**Exercise requirements**
Select all lines in the records that include "Concentration".

**Supplied material**

• • • •

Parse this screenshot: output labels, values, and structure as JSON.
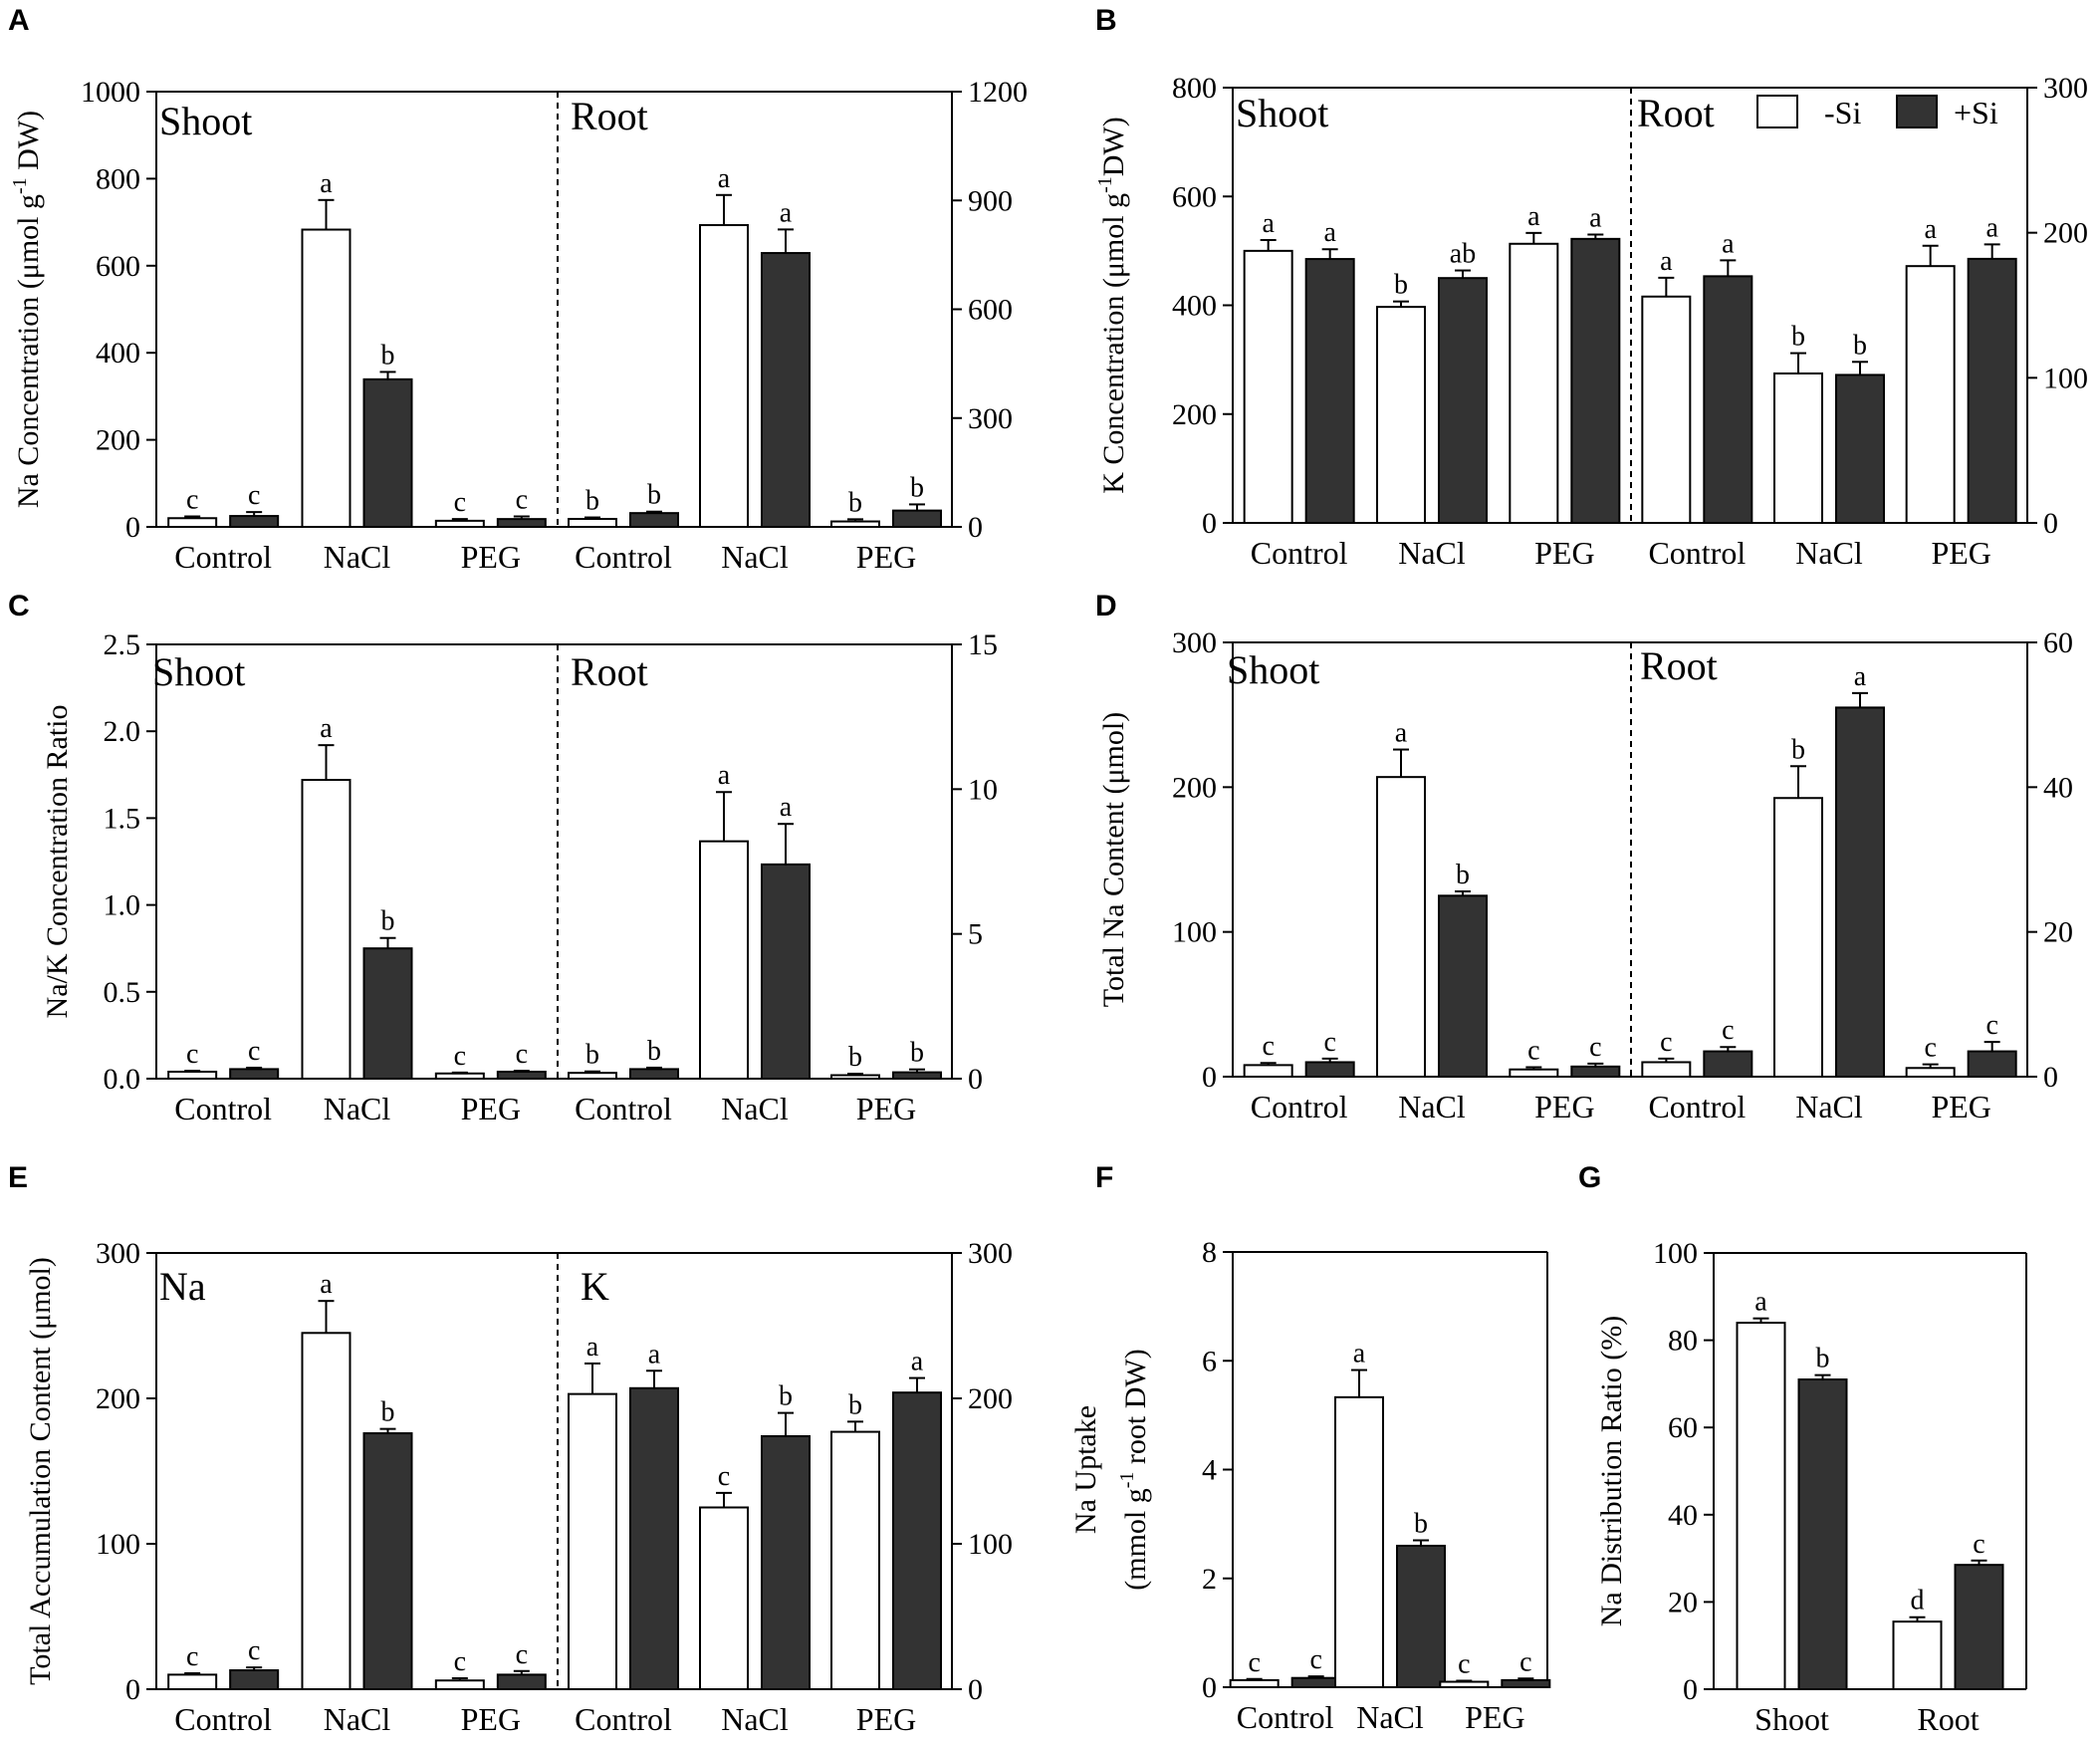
{
  "figure": {
    "legend": {
      "minus_si": "-Si",
      "plus_si": "+Si"
    },
    "colors": {
      "minus_si_fill": "#ffffff",
      "plus_si_fill": "#333333",
      "axis": "#000000",
      "bar_stroke": "#000000"
    }
  },
  "chart_data": [
    {
      "id": "A",
      "panel_label": "A",
      "type": "bar",
      "ylabel_pre": "Na Concentration (μmol g",
      "ylabel_sup": "-1",
      "ylabel_post": " DW)",
      "regions": [
        {
          "title": "Shoot",
          "categories": [
            "Control",
            "NaCl",
            "PEG"
          ],
          "ylim": [
            0,
            1000
          ],
          "yticks": [
            0,
            200,
            400,
            600,
            800,
            1000
          ],
          "axis_side": "left",
          "series": [
            {
              "name": "-Si",
              "values": [
                20,
                683,
                14
              ],
              "errors": [
                4,
                68,
                4
              ],
              "letters": [
                "c",
                "a",
                "c"
              ]
            },
            {
              "name": "+Si",
              "values": [
                25,
                339,
                18
              ],
              "errors": [
                9,
                17,
                6
              ],
              "letters": [
                "c",
                "b",
                "c"
              ]
            }
          ]
        },
        {
          "title": "Root",
          "categories": [
            "Control",
            "NaCl",
            "PEG"
          ],
          "ylim": [
            0,
            1200
          ],
          "yticks": [
            0,
            300,
            600,
            900,
            1200
          ],
          "axis_side": "right",
          "series": [
            {
              "name": "-Si",
              "values": [
                22,
                832,
                15
              ],
              "errors": [
                4,
                83,
                6
              ],
              "letters": [
                "b",
                "a",
                "b"
              ]
            },
            {
              "name": "+Si",
              "values": [
                38,
                755,
                45
              ],
              "errors": [
                4,
                65,
                17
              ],
              "letters": [
                "b",
                "a",
                "b"
              ]
            }
          ]
        }
      ]
    },
    {
      "id": "B",
      "panel_label": "B",
      "type": "bar",
      "ylabel_pre": "K Concentration (μmol g",
      "ylabel_sup": "-1",
      "ylabel_post": "DW)",
      "legend": true,
      "regions": [
        {
          "title": "Shoot",
          "categories": [
            "Control",
            "NaCl",
            "PEG"
          ],
          "ylim": [
            0,
            800
          ],
          "yticks": [
            0,
            200,
            400,
            600,
            800
          ],
          "axis_side": "left",
          "series": [
            {
              "name": "-Si",
              "values": [
                500,
                397,
                513
              ],
              "errors": [
                20,
                10,
                20
              ],
              "letters": [
                "a",
                "b",
                "a"
              ]
            },
            {
              "name": "+Si",
              "values": [
                485,
                450,
                522
              ],
              "errors": [
                18,
                14,
                8
              ],
              "letters": [
                "a",
                "ab",
                "a"
              ]
            }
          ]
        },
        {
          "title": "Root",
          "categories": [
            "Control",
            "NaCl",
            "PEG"
          ],
          "ylim": [
            0,
            300
          ],
          "yticks": [
            0,
            100,
            200,
            300
          ],
          "axis_side": "right",
          "series": [
            {
              "name": "-Si",
              "values": [
                156,
                103,
                177
              ],
              "errors": [
                13,
                14,
                14
              ],
              "letters": [
                "a",
                "b",
                "a"
              ]
            },
            {
              "name": "+Si",
              "values": [
                170,
                102,
                182
              ],
              "errors": [
                11,
                9,
                10
              ],
              "letters": [
                "a",
                "b",
                "a"
              ]
            }
          ]
        }
      ]
    },
    {
      "id": "C",
      "panel_label": "C",
      "type": "bar",
      "ylabel_pre": "Na/K Concentration Ratio",
      "ylabel_sup": "",
      "ylabel_post": "",
      "regions": [
        {
          "title": "Shoot",
          "categories": [
            "Control",
            "NaCl",
            "PEG"
          ],
          "ylim": [
            0,
            2.5
          ],
          "yticks": [
            "0.0",
            "0.5",
            "1.0",
            "1.5",
            "2.0",
            "2.5"
          ],
          "axis_side": "left",
          "series": [
            {
              "name": "-Si",
              "values": [
                0.04,
                1.72,
                0.03
              ],
              "errors": [
                0.005,
                0.2,
                0.005
              ],
              "letters": [
                "c",
                "a",
                "c"
              ]
            },
            {
              "name": "+Si",
              "values": [
                0.055,
                0.75,
                0.04
              ],
              "errors": [
                0.008,
                0.06,
                0.005
              ],
              "letters": [
                "c",
                "b",
                "c"
              ]
            }
          ]
        },
        {
          "title": "Root",
          "categories": [
            "Control",
            "NaCl",
            "PEG"
          ],
          "ylim": [
            0,
            15
          ],
          "yticks": [
            0,
            5,
            10,
            15
          ],
          "axis_side": "right",
          "series": [
            {
              "name": "-Si",
              "values": [
                0.2,
                8.2,
                0.12
              ],
              "errors": [
                0.05,
                1.7,
                0.05
              ],
              "letters": [
                "b",
                "a",
                "b"
              ]
            },
            {
              "name": "+Si",
              "values": [
                0.33,
                7.4,
                0.22
              ],
              "errors": [
                0.05,
                1.4,
                0.1
              ],
              "letters": [
                "b",
                "a",
                "b"
              ]
            }
          ]
        }
      ]
    },
    {
      "id": "D",
      "panel_label": "D",
      "type": "bar",
      "ylabel_pre": "Total Na Content (μmol)",
      "ylabel_sup": "",
      "ylabel_post": "",
      "regions": [
        {
          "title": "Shoot",
          "categories": [
            "Control",
            "NaCl",
            "PEG"
          ],
          "ylim": [
            0,
            300
          ],
          "yticks": [
            0,
            100,
            200,
            300
          ],
          "axis_side": "left",
          "series": [
            {
              "name": "-Si",
              "values": [
                8,
                207,
                5
              ],
              "errors": [
                1.5,
                19,
                1.5
              ],
              "letters": [
                "c",
                "a",
                "c"
              ]
            },
            {
              "name": "+Si",
              "values": [
                10,
                125,
                7
              ],
              "errors": [
                2.5,
                3,
                2
              ],
              "letters": [
                "c",
                "b",
                "c"
              ]
            }
          ]
        },
        {
          "title": "Root",
          "categories": [
            "Control",
            "NaCl",
            "PEG"
          ],
          "ylim": [
            0,
            60
          ],
          "yticks": [
            0,
            20,
            40,
            60
          ],
          "axis_side": "right",
          "series": [
            {
              "name": "-Si",
              "values": [
                2,
                38.5,
                1.2
              ],
              "errors": [
                0.5,
                4.4,
                0.5
              ],
              "letters": [
                "c",
                "b",
                "c"
              ]
            },
            {
              "name": "+Si",
              "values": [
                3.5,
                51,
                3.5
              ],
              "errors": [
                0.6,
                2,
                1.3
              ],
              "letters": [
                "c",
                "a",
                "c"
              ]
            }
          ]
        }
      ]
    },
    {
      "id": "E",
      "panel_label": "E",
      "type": "bar",
      "ylabel_pre": "Total Accumulation Content (μmol)",
      "ylabel_sup": "",
      "ylabel_post": "",
      "regions": [
        {
          "title": "Na",
          "categories": [
            "Control",
            "NaCl",
            "PEG"
          ],
          "ylim": [
            0,
            300
          ],
          "yticks": [
            0,
            100,
            200,
            300
          ],
          "axis_side": "left",
          "series": [
            {
              "name": "-Si",
              "values": [
                10,
                245,
                6
              ],
              "errors": [
                1,
                22,
                1.5
              ],
              "letters": [
                "c",
                "a",
                "c"
              ]
            },
            {
              "name": "+Si",
              "values": [
                13,
                176,
                10
              ],
              "errors": [
                2,
                3,
                2.5
              ],
              "letters": [
                "c",
                "b",
                "c"
              ]
            }
          ]
        },
        {
          "title": "K",
          "categories": [
            "Control",
            "NaCl",
            "PEG"
          ],
          "ylim": [
            0,
            300
          ],
          "yticks": [
            0,
            100,
            200,
            300
          ],
          "axis_side": "right",
          "series": [
            {
              "name": "-Si",
              "values": [
                203,
                125,
                177
              ],
              "errors": [
                21,
                10,
                7
              ],
              "letters": [
                "a",
                "c",
                "b"
              ]
            },
            {
              "name": "+Si",
              "values": [
                207,
                174,
                204
              ],
              "errors": [
                12,
                16,
                10
              ],
              "letters": [
                "a",
                "b",
                "a"
              ]
            }
          ]
        }
      ]
    },
    {
      "id": "F",
      "panel_label": "F",
      "type": "bar",
      "ylabel_line1": "Na Uptake",
      "ylabel_pre": "(mmol g",
      "ylabel_sup": "-1",
      "ylabel_post": " root DW)",
      "regions": [
        {
          "title": "",
          "categories": [
            "Control",
            "NaCl",
            "PEG"
          ],
          "ylim": [
            0,
            8
          ],
          "yticks": [
            0,
            2,
            4,
            6,
            8
          ],
          "axis_side": "left",
          "series": [
            {
              "name": "-Si",
              "values": [
                0.13,
                5.33,
                0.1
              ],
              "errors": [
                0.02,
                0.5,
                0.02
              ],
              "letters": [
                "c",
                "a",
                "c"
              ]
            },
            {
              "name": "+Si",
              "values": [
                0.17,
                2.6,
                0.13
              ],
              "errors": [
                0.03,
                0.1,
                0.03
              ],
              "letters": [
                "c",
                "b",
                "c"
              ]
            }
          ]
        }
      ]
    },
    {
      "id": "G",
      "panel_label": "G",
      "type": "bar",
      "ylabel_pre": "Na Distribution Ratio (%)",
      "ylabel_sup": "",
      "ylabel_post": "",
      "regions": [
        {
          "title": "",
          "categories": [
            "Shoot",
            "Root"
          ],
          "ylim": [
            0,
            100
          ],
          "yticks": [
            0,
            20,
            40,
            60,
            80,
            100
          ],
          "axis_side": "left",
          "series": [
            {
              "name": "-Si",
              "values": [
                84,
                15.5
              ],
              "errors": [
                1,
                1
              ],
              "letters": [
                "a",
                "d"
              ]
            },
            {
              "name": "+Si",
              "values": [
                71,
                28.5
              ],
              "errors": [
                1,
                1
              ],
              "letters": [
                "b",
                "c"
              ]
            }
          ]
        }
      ]
    }
  ]
}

• • • •

**Expected output**
      "ylabel_pre": "Na Concentration (μmol g",
      "ylabel_pre": "K Concentration (μmol g",
      "ylabel_pre": "Na/K Concentration Ratio",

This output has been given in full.